> [What this task involves]:
Spot each line in the records below where the word "gross" occurs, then copy it.

> [The data]:
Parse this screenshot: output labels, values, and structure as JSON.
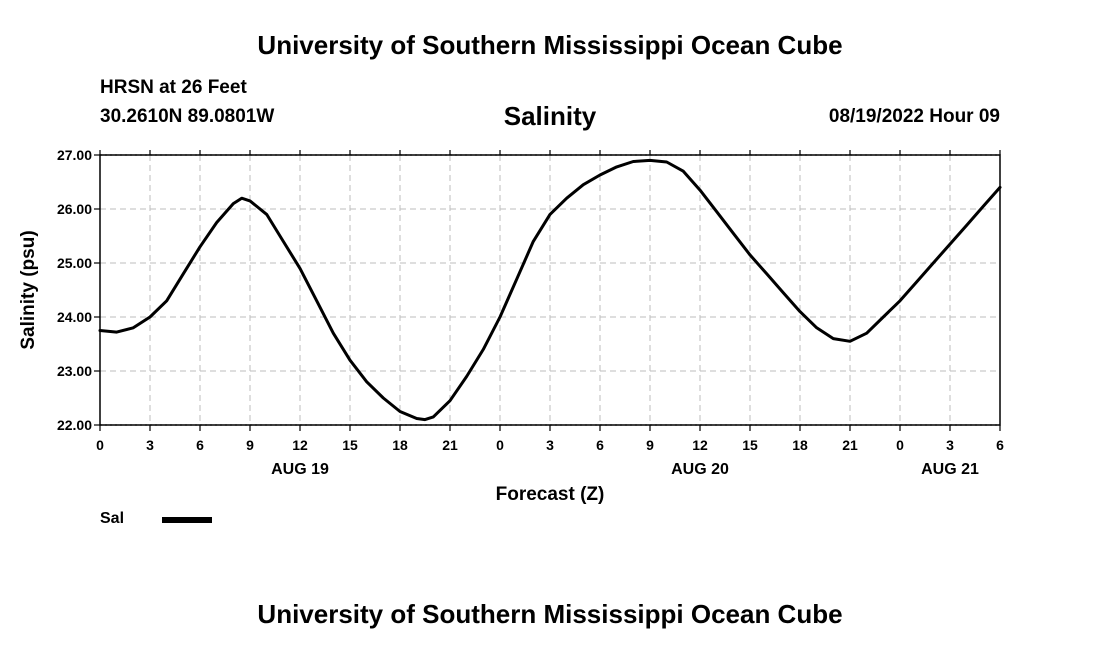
{
  "header": {
    "title": "University of Southern Mississippi Ocean Cube",
    "station": "HRSN at 26 Feet",
    "coordinates": "30.2610N  89.0801W",
    "datetime": "08/19/2022 Hour 09"
  },
  "footer": {
    "title": "University of Southern Mississippi Ocean Cube"
  },
  "chart_data": {
    "type": "line",
    "title": "Salinity",
    "xlabel": "Forecast (Z)",
    "ylabel": "Salinity (psu)",
    "ylim": [
      22,
      27
    ],
    "y_ticks": [
      "22.00",
      "23.00",
      "24.00",
      "25.00",
      "26.00",
      "27.00"
    ],
    "x_range_hours": [
      0,
      54
    ],
    "x_tick_labels": [
      "0",
      "3",
      "6",
      "9",
      "12",
      "15",
      "18",
      "21",
      "0",
      "3",
      "6",
      "9",
      "12",
      "15",
      "18",
      "21",
      "0",
      "3",
      "6"
    ],
    "date_labels": [
      {
        "label": "AUG 19",
        "hour": 12
      },
      {
        "label": "AUG 20",
        "hour": 36
      },
      {
        "label": "AUG 21",
        "hour": 51
      }
    ],
    "grid": true,
    "line_color": "#000000",
    "series": [
      {
        "name": "Sal",
        "x": [
          0,
          1,
          2,
          3,
          4,
          5,
          6,
          7,
          8,
          8.5,
          9,
          10,
          11,
          12,
          13,
          14,
          15,
          16,
          17,
          18,
          19,
          19.5,
          20,
          21,
          22,
          23,
          24,
          25,
          26,
          27,
          28,
          29,
          30,
          31,
          32,
          33,
          34,
          35,
          36,
          37,
          38,
          39,
          40,
          41,
          42,
          43,
          44,
          45,
          46,
          47,
          48,
          49,
          50,
          51,
          52,
          53,
          54
        ],
        "y": [
          23.75,
          23.72,
          23.8,
          24.0,
          24.3,
          24.8,
          25.3,
          25.75,
          26.1,
          26.2,
          26.15,
          25.9,
          25.4,
          24.9,
          24.3,
          23.7,
          23.2,
          22.8,
          22.5,
          22.25,
          22.12,
          22.1,
          22.15,
          22.45,
          22.9,
          23.4,
          24.0,
          24.7,
          25.4,
          25.9,
          26.2,
          26.45,
          26.63,
          26.78,
          26.88,
          26.9,
          26.87,
          26.7,
          26.35,
          25.95,
          25.55,
          25.15,
          24.8,
          24.45,
          24.1,
          23.8,
          23.6,
          23.55,
          23.7,
          24.0,
          24.3,
          24.65,
          25.0,
          25.35,
          25.7,
          26.05,
          26.4
        ]
      }
    ]
  },
  "legend": {
    "label": "Sal"
  }
}
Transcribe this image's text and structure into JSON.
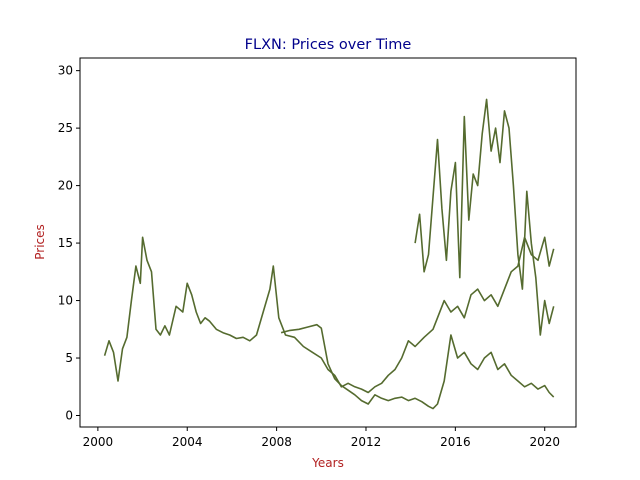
{
  "chart_data": {
    "type": "line",
    "title": "FLXN: Prices over Time",
    "xlabel": "Years",
    "ylabel": "Prices",
    "xlim": [
      1999.2,
      2021.4
    ],
    "ylim": [
      -1.0,
      31.1
    ],
    "x_ticks": [
      2000,
      2004,
      2008,
      2012,
      2016,
      2020
    ],
    "x_tick_labels": [
      "2000",
      "2004",
      "2008",
      "2012",
      "2016",
      "2020"
    ],
    "y_ticks": [
      0,
      5,
      10,
      15,
      20,
      25,
      30
    ],
    "y_tick_labels": [
      "0",
      "5",
      "10",
      "15",
      "20",
      "25",
      "30"
    ],
    "grid": false,
    "legend": "none",
    "colors": {
      "line": "#556b2f",
      "title": "#00008b",
      "axis_labels": "#b22222",
      "axes": "#000000"
    },
    "series": [
      {
        "x": [
          2000.3,
          2000.5,
          2000.7,
          2000.9,
          2001.1,
          2001.3,
          2001.5,
          2001.7,
          2001.9,
          2002.0,
          2002.2,
          2002.4,
          2002.6,
          2002.8,
          2003.0,
          2003.2,
          2003.5,
          2003.8,
          2004.0,
          2004.2,
          2004.4,
          2004.6,
          2004.8,
          2005.0,
          2005.3,
          2005.6,
          2005.9,
          2006.2,
          2006.5,
          2006.8,
          2007.1,
          2007.4,
          2007.7,
          2007.85,
          2008.1,
          2008.4,
          2008.8,
          2009.2,
          2009.6,
          2010.0,
          2010.3,
          2010.6,
          2010.9,
          2011.2,
          2011.5,
          2011.8,
          2012.1,
          2012.4,
          2012.7,
          2013.0,
          2013.3,
          2013.6,
          2013.9,
          2014.2,
          2014.6,
          2015.0,
          2015.2,
          2015.5,
          2015.8,
          2016.1,
          2016.4,
          2016.7,
          2017.0,
          2017.3,
          2017.6,
          2017.9,
          2018.2,
          2018.5,
          2018.8,
          2019.1,
          2019.4,
          2019.7,
          2020.0,
          2020.2,
          2020.4
        ],
        "values": [
          5.2,
          6.5,
          5.5,
          3.0,
          5.8,
          6.8,
          10.0,
          13.0,
          11.5,
          15.5,
          13.5,
          12.5,
          7.5,
          7.0,
          7.8,
          7.0,
          9.5,
          9.0,
          11.5,
          10.5,
          9.0,
          8.0,
          8.5,
          8.2,
          7.5,
          7.2,
          7.0,
          6.7,
          6.8,
          6.5,
          7.0,
          9.0,
          11.0,
          13.0,
          8.5,
          7.0,
          6.8,
          6.0,
          5.5,
          5.0,
          4.0,
          3.5,
          2.5,
          2.8,
          2.5,
          2.3,
          2.0,
          2.5,
          2.8,
          3.5,
          4.0,
          5.0,
          6.5,
          6.0,
          6.8,
          7.5,
          8.5,
          10.0,
          9.0,
          9.5,
          8.5,
          10.5,
          11.0,
          10.0,
          10.5,
          9.5,
          11.0,
          12.5,
          13.0,
          15.5,
          14.0,
          13.5,
          15.5,
          13.0,
          14.5
        ]
      },
      {
        "x": [
          2008.2,
          2008.6,
          2009.0,
          2009.4,
          2009.8,
          2010.0,
          2010.3,
          2010.6,
          2010.9,
          2011.2,
          2011.5,
          2011.8,
          2012.1,
          2012.4,
          2012.7,
          2013.0,
          2013.3,
          2013.6,
          2013.9,
          2014.2,
          2014.5,
          2014.8,
          2015.0,
          2015.2,
          2015.5,
          2015.8,
          2016.1,
          2016.4,
          2016.7,
          2017.0,
          2017.3,
          2017.6,
          2017.9,
          2018.2,
          2018.5,
          2018.8,
          2019.1,
          2019.4,
          2019.7,
          2020.0,
          2020.2,
          2020.4
        ],
        "values": [
          7.2,
          7.4,
          7.5,
          7.7,
          7.9,
          7.6,
          4.5,
          3.2,
          2.6,
          2.2,
          1.8,
          1.3,
          1.0,
          1.8,
          1.5,
          1.3,
          1.5,
          1.6,
          1.3,
          1.5,
          1.2,
          0.8,
          0.6,
          1.0,
          3.0,
          7.0,
          5.0,
          5.5,
          4.5,
          4.0,
          5.0,
          5.5,
          4.0,
          4.5,
          3.5,
          3.0,
          2.5,
          2.8,
          2.3,
          2.6,
          2.0,
          1.6
        ]
      },
      {
        "x": [
          2014.2,
          2014.4,
          2014.6,
          2014.8,
          2015.0,
          2015.2,
          2015.4,
          2015.6,
          2015.8,
          2016.0,
          2016.2,
          2016.4,
          2016.6,
          2016.8,
          2017.0,
          2017.2,
          2017.4,
          2017.6,
          2017.8,
          2018.0,
          2018.2,
          2018.4,
          2018.6,
          2018.8,
          2019.0,
          2019.2,
          2019.4,
          2019.6,
          2019.8,
          2020.0,
          2020.2,
          2020.4
        ],
        "values": [
          15.0,
          17.5,
          12.5,
          14.0,
          19.0,
          24.0,
          18.0,
          13.5,
          19.5,
          22.0,
          12.0,
          26.0,
          17.0,
          21.0,
          20.0,
          24.5,
          27.5,
          23.0,
          25.0,
          22.0,
          26.5,
          25.0,
          20.0,
          14.0,
          11.0,
          19.5,
          15.0,
          12.0,
          7.0,
          10.0,
          8.0,
          9.5
        ]
      }
    ]
  }
}
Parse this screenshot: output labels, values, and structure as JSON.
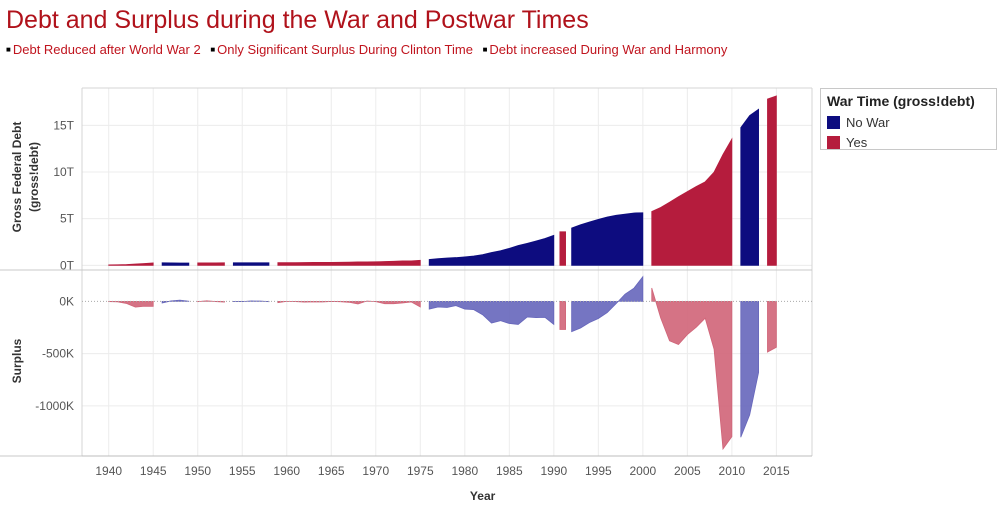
{
  "title": "Debt and Surplus during the War and Postwar Times",
  "notes": [
    "Debt Reduced after World War 2",
    "Only Significant Surplus During Clinton Time",
    "Debt increased During War and Harmony"
  ],
  "legend": {
    "title": "War Time (gross!debt)",
    "items": [
      {
        "label": "No War",
        "color": "#0d0c7f"
      },
      {
        "label": "Yes",
        "color": "#b51c3d"
      }
    ]
  },
  "chart_data": {
    "type": "area",
    "xlabel": "Year",
    "x_ticks": [
      1940,
      1945,
      1950,
      1955,
      1960,
      1965,
      1970,
      1975,
      1980,
      1985,
      1990,
      1995,
      2000,
      2005,
      2010,
      2015
    ],
    "xlim": [
      1937,
      2019
    ],
    "colors": {
      "no_war": "#0d0c7f",
      "war": "#b51c3d",
      "no_war_light": "#6666bb",
      "war_light": "#d06478"
    },
    "top_panel": {
      "ylabel": "Gross Federal Debt (gross!debt)",
      "y_ticks": [
        {
          "value": 0,
          "label": "0T"
        },
        {
          "value": 5,
          "label": "5T"
        },
        {
          "value": 10,
          "label": "10T"
        },
        {
          "value": 15,
          "label": "15T"
        }
      ],
      "ylim": [
        -0.5,
        19
      ],
      "unit": "trillions"
    },
    "bottom_panel": {
      "ylabel": "Surplus",
      "y_ticks": [
        {
          "value": 0,
          "label": "0K"
        },
        {
          "value": -500,
          "label": "-500K"
        },
        {
          "value": -1000,
          "label": "-1000K"
        }
      ],
      "ylim": [
        -1480,
        300
      ],
      "unit": "thousands"
    },
    "segments": [
      {
        "war": "Yes",
        "years": [
          1940,
          1941,
          1942,
          1943,
          1944,
          1945
        ],
        "debt": [
          0.05,
          0.06,
          0.08,
          0.14,
          0.2,
          0.26
        ],
        "surplus": [
          -3,
          -5,
          -20,
          -55,
          -47,
          -48
        ]
      },
      {
        "war": "No",
        "years": [
          1946,
          1947,
          1948,
          1949
        ],
        "debt": [
          0.27,
          0.26,
          0.25,
          0.25
        ],
        "surplus": [
          -16,
          4,
          12,
          1
        ]
      },
      {
        "war": "Yes",
        "years": [
          1950,
          1951,
          1952,
          1953
        ],
        "debt": [
          0.26,
          0.26,
          0.26,
          0.27
        ],
        "surplus": [
          -3,
          6,
          -2,
          -7
        ]
      },
      {
        "war": "No",
        "years": [
          1954,
          1955,
          1956,
          1957,
          1958
        ],
        "debt": [
          0.27,
          0.27,
          0.27,
          0.27,
          0.28
        ],
        "surplus": [
          -1,
          -3,
          4,
          3,
          -3
        ]
      },
      {
        "war": "Yes",
        "years": [
          1959,
          1960,
          1961,
          1962,
          1963,
          1964,
          1965,
          1966,
          1967,
          1968,
          1969,
          1970,
          1971,
          1972,
          1973,
          1974,
          1975
        ],
        "debt": [
          0.29,
          0.29,
          0.29,
          0.3,
          0.31,
          0.32,
          0.32,
          0.33,
          0.34,
          0.37,
          0.37,
          0.38,
          0.41,
          0.44,
          0.47,
          0.48,
          0.54
        ],
        "surplus": [
          -13,
          0,
          -3,
          -7,
          -5,
          -6,
          -1,
          -4,
          -9,
          -25,
          3,
          -3,
          -23,
          -23,
          -15,
          -6,
          -53
        ]
      },
      {
        "war": "No",
        "years": [
          1976,
          1977,
          1978,
          1979,
          1980,
          1981,
          1982,
          1983,
          1984,
          1985,
          1986,
          1987,
          1988,
          1989,
          1990
        ],
        "debt": [
          0.63,
          0.71,
          0.78,
          0.83,
          0.91,
          1.0,
          1.14,
          1.37,
          1.56,
          1.82,
          2.12,
          2.35,
          2.6,
          2.87,
          3.21
        ],
        "surplus": [
          -74,
          -54,
          -59,
          -41,
          -74,
          -79,
          -128,
          -208,
          -185,
          -212,
          -221,
          -150,
          -155,
          -153,
          -221
        ]
      },
      {
        "war": "Yes",
        "years": [
          1991
        ],
        "debt": [
          3.6
        ],
        "surplus": [
          -269
        ]
      },
      {
        "war": "No",
        "years": [
          1992,
          1993,
          1994,
          1995,
          1996,
          1997,
          1998,
          1999,
          2000
        ],
        "debt": [
          4.0,
          4.35,
          4.64,
          4.92,
          5.18,
          5.37,
          5.48,
          5.61,
          5.63
        ],
        "surplus": [
          -290,
          -255,
          -203,
          -164,
          -107,
          -22,
          69,
          126,
          236
        ]
      },
      {
        "war": "Yes",
        "years": [
          2001,
          2002,
          2003,
          2004,
          2005,
          2006,
          2007,
          2008,
          2009,
          2010
        ],
        "debt": [
          5.77,
          6.2,
          6.76,
          7.35,
          7.9,
          8.45,
          8.95,
          9.99,
          11.88,
          13.53
        ],
        "surplus": [
          128,
          -158,
          -378,
          -413,
          -318,
          -248,
          -161,
          -459,
          -1413,
          -1294
        ]
      },
      {
        "war": "No",
        "years": [
          2011,
          2012,
          2013
        ],
        "debt": [
          14.76,
          16.05,
          16.72
        ],
        "surplus": [
          -1300,
          -1087,
          -680
        ]
      },
      {
        "war": "Yes",
        "years": [
          2014,
          2015
        ],
        "debt": [
          17.82,
          18.15
        ],
        "surplus": [
          -485,
          -439
        ]
      }
    ]
  }
}
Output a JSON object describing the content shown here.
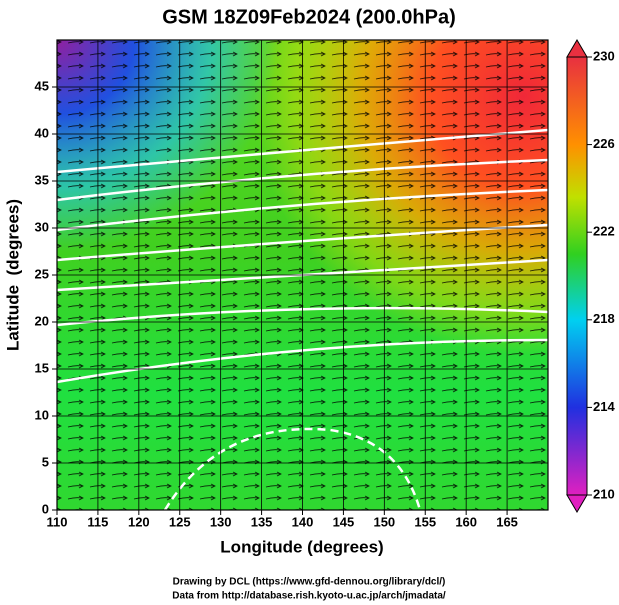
{
  "chart_data": {
    "type": "map",
    "title": "GSM 18Z09Feb2024 (200.0hPa)",
    "xlabel": "Longitude (degrees)",
    "ylabel": "Latitude  (degrees)",
    "xlim": [
      110,
      170
    ],
    "ylim": [
      0,
      50
    ],
    "xticks": [
      110,
      115,
      120,
      125,
      130,
      135,
      140,
      145,
      150,
      155,
      160,
      165
    ],
    "yticks": [
      0,
      5,
      10,
      15,
      20,
      25,
      30,
      35,
      40,
      45
    ],
    "grid": true,
    "colorbar": {
      "lim": [
        210,
        230
      ],
      "ticks": [
        210,
        214,
        218,
        222,
        226,
        230
      ]
    },
    "footnotes": [
      "Drawing by DCL (https://www.gfd-dennou.org/library/dcl/)",
      "Data from http://database.rish.kyoto-u.ac.jp/arch/jmadata/"
    ]
  }
}
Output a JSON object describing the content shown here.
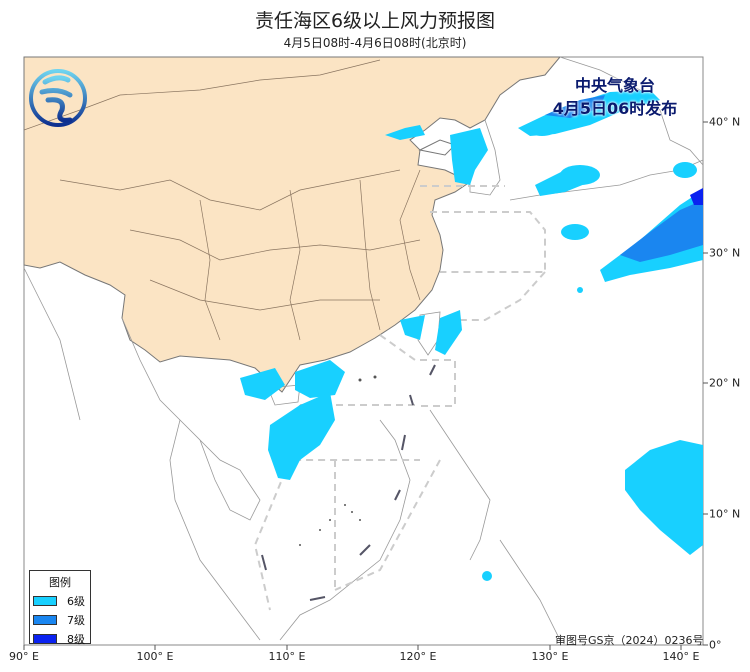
{
  "header": {
    "title": "责任海区6级以上风力预报图",
    "subtitle": "4月5日08时-4月6日08时(北京时)"
  },
  "issuer": {
    "name": "中央气象台",
    "issue_time": "4月5日06时发布",
    "logo": "cma-logo"
  },
  "legend": {
    "title": "图例",
    "items": [
      {
        "label": "6级",
        "color": "#18d0ff"
      },
      {
        "label": "7级",
        "color": "#1a86f0"
      },
      {
        "label": "8级",
        "color": "#0a22f0"
      }
    ]
  },
  "axes": {
    "lon_ticks": [
      "90° E",
      "100° E",
      "110° E",
      "120° E",
      "130° E",
      "140° E"
    ],
    "lat_ticks": [
      "40° N",
      "30° N",
      "20° N",
      "10° N",
      "0°"
    ]
  },
  "approval_number": "审图号GS京（2024）0236号",
  "colors": {
    "land": "#fbe4c4",
    "sea": "#ffffff",
    "boundary": "#c8c8c8"
  }
}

> [Output for this exercise]:
    "title": "War Time (gross!debt)",
      "ylabel": "Gross Federal Debt (gross!debt)",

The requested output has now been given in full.